→ Required task:
Each line of the data that includes the string "economy" is to be copied out.

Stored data
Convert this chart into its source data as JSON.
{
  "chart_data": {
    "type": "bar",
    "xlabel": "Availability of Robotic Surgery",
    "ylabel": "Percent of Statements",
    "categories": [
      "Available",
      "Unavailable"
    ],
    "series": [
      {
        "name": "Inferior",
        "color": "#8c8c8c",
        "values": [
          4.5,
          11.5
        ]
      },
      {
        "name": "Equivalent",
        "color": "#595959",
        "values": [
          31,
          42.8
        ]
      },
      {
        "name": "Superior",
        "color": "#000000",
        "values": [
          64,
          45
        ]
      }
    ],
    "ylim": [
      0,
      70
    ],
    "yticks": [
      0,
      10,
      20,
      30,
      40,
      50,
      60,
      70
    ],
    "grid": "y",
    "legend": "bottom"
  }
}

* * *

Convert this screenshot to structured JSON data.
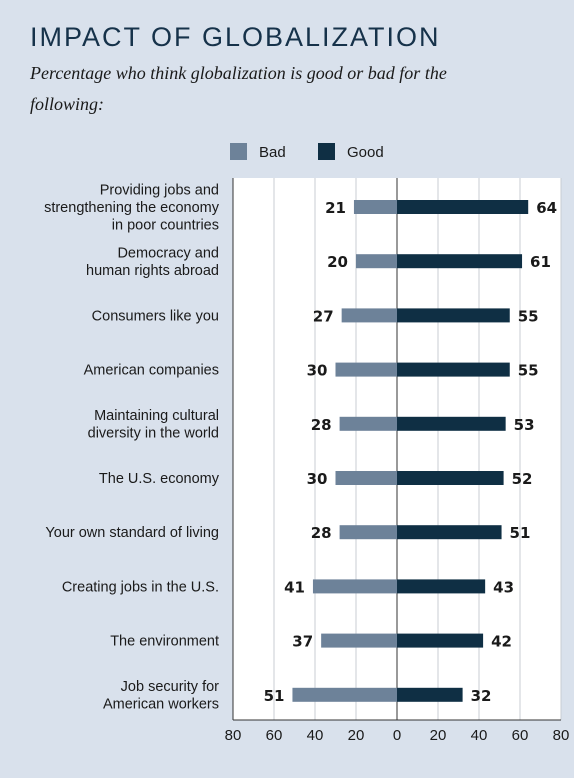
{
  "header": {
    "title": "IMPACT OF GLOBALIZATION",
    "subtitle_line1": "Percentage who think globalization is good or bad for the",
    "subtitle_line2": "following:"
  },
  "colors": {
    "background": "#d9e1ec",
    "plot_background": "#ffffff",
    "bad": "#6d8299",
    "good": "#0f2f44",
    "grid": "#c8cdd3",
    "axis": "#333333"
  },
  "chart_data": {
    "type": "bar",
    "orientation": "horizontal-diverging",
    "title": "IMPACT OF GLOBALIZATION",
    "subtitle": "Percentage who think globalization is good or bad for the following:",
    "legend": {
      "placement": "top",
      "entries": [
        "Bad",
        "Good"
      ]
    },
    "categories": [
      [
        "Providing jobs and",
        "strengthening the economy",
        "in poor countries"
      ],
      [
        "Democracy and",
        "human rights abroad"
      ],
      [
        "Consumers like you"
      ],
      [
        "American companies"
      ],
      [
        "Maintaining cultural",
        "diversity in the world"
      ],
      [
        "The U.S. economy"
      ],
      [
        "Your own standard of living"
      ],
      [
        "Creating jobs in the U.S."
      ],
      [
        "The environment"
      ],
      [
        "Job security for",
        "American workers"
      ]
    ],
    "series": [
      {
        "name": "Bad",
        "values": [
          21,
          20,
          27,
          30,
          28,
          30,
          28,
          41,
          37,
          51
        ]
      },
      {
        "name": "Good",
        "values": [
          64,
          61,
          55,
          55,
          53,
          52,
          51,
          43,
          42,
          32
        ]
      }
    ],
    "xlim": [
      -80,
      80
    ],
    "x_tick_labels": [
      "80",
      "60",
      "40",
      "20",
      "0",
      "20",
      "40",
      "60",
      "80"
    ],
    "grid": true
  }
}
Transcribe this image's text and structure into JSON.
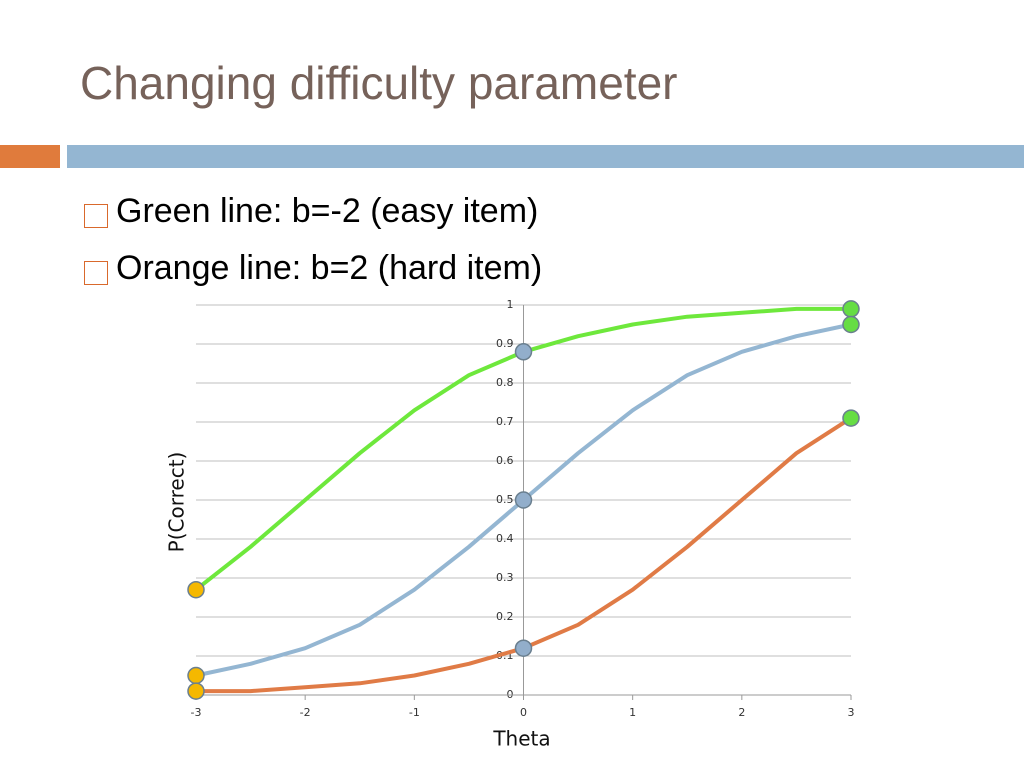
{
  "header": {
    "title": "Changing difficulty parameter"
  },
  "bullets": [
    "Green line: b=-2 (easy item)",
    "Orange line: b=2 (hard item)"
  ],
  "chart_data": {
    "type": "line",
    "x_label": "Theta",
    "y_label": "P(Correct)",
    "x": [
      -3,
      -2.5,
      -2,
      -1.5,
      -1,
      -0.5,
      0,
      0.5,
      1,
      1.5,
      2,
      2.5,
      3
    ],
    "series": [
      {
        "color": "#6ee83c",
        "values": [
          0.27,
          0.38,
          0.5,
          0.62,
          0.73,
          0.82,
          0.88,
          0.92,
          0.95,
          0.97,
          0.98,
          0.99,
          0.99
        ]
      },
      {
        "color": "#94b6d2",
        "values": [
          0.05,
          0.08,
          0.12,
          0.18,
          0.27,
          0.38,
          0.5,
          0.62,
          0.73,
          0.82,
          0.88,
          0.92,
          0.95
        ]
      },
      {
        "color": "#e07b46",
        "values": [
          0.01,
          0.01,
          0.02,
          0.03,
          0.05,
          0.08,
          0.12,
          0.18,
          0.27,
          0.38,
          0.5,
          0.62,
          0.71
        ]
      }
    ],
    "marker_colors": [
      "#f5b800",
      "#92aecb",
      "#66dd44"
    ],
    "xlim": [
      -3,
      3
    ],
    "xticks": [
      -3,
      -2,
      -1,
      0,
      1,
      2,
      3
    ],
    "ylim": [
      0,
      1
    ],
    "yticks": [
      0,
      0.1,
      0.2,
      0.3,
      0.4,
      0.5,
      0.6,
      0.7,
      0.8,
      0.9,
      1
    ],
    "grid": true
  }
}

→ Written answer:
        "strengthening the economy",
        "The U.S. economy"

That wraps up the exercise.